Copy out every line in the entries below that includes "Output".
=====
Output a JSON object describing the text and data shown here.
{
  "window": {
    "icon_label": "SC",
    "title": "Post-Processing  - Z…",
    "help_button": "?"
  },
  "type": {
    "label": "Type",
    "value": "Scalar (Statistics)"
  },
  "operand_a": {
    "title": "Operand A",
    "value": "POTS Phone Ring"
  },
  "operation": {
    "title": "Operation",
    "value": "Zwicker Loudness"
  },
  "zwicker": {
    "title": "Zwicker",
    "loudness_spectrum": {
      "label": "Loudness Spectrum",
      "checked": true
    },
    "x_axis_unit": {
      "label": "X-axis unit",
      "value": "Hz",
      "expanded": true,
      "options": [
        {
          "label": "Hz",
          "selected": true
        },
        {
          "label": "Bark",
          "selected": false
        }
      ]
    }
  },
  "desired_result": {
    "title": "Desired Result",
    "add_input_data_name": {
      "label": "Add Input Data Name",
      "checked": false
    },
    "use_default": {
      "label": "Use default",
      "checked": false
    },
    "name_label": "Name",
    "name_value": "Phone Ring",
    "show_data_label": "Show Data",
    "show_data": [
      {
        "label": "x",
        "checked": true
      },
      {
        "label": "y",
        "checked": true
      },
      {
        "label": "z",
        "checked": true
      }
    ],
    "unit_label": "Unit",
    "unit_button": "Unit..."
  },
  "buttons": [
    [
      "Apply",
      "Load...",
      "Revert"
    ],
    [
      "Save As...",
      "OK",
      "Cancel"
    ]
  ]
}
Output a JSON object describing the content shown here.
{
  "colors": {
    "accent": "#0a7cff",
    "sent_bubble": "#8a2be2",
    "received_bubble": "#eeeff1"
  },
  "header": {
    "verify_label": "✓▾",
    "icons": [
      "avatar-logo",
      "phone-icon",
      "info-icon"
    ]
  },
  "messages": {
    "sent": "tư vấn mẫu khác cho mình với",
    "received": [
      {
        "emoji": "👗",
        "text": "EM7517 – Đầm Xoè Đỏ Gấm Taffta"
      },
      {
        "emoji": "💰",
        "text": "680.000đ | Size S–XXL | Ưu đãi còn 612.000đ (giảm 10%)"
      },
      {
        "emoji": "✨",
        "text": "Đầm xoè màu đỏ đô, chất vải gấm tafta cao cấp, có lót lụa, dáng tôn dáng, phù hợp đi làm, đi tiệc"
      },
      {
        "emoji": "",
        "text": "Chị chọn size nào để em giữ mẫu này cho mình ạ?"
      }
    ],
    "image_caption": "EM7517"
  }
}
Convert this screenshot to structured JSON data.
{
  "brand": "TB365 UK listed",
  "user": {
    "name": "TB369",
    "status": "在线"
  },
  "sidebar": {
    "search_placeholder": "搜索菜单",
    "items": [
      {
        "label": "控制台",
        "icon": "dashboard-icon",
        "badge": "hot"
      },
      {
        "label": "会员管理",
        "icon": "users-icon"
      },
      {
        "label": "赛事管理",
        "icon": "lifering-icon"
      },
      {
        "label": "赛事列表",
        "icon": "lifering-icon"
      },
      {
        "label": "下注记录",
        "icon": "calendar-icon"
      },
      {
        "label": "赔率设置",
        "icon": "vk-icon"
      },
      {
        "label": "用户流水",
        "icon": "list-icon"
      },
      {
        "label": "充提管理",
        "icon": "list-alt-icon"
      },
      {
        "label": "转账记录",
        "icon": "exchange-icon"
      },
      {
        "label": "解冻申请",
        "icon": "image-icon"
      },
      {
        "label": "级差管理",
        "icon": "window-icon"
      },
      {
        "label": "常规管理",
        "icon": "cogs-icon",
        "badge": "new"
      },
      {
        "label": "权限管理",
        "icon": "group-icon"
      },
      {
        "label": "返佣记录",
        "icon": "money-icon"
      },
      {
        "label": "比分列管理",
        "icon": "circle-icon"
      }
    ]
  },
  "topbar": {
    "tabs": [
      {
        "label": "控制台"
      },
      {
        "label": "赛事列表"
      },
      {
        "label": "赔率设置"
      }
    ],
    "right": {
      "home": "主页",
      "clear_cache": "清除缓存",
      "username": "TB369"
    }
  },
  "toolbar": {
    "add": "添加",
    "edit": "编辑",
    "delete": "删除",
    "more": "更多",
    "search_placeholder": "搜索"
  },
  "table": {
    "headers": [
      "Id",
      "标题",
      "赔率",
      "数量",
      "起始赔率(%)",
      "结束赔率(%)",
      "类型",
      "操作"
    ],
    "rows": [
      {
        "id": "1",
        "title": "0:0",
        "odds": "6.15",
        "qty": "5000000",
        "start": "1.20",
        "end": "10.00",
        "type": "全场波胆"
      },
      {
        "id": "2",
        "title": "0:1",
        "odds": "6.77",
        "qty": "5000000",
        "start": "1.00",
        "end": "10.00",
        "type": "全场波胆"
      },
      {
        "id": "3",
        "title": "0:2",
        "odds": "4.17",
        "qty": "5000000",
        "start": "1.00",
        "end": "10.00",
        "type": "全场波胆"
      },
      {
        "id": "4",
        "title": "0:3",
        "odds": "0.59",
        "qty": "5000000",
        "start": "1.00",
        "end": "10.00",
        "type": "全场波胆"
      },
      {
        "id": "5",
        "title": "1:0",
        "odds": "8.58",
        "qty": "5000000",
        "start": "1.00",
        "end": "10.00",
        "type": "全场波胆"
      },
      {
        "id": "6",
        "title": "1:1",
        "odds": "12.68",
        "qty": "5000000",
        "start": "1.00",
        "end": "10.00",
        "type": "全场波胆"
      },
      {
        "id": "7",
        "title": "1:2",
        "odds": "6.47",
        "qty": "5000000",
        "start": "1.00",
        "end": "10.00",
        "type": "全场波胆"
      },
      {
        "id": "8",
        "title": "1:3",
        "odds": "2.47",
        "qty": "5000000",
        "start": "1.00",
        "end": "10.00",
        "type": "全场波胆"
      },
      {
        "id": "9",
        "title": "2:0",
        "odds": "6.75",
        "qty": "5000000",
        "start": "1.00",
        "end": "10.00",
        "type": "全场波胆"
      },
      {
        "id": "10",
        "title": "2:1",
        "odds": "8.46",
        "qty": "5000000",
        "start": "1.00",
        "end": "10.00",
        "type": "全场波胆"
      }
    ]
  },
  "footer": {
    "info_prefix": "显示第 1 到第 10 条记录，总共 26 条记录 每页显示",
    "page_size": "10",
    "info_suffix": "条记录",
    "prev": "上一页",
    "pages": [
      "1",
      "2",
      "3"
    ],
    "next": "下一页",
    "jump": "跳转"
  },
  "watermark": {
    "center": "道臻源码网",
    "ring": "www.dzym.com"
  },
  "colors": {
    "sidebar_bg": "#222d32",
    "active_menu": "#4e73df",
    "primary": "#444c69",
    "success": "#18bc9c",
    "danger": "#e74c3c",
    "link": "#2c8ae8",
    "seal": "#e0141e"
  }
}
=====
* [Exercise answer]:
Output a JSON object describing the text and data shown here.
Output a JSON object describing the content shown here.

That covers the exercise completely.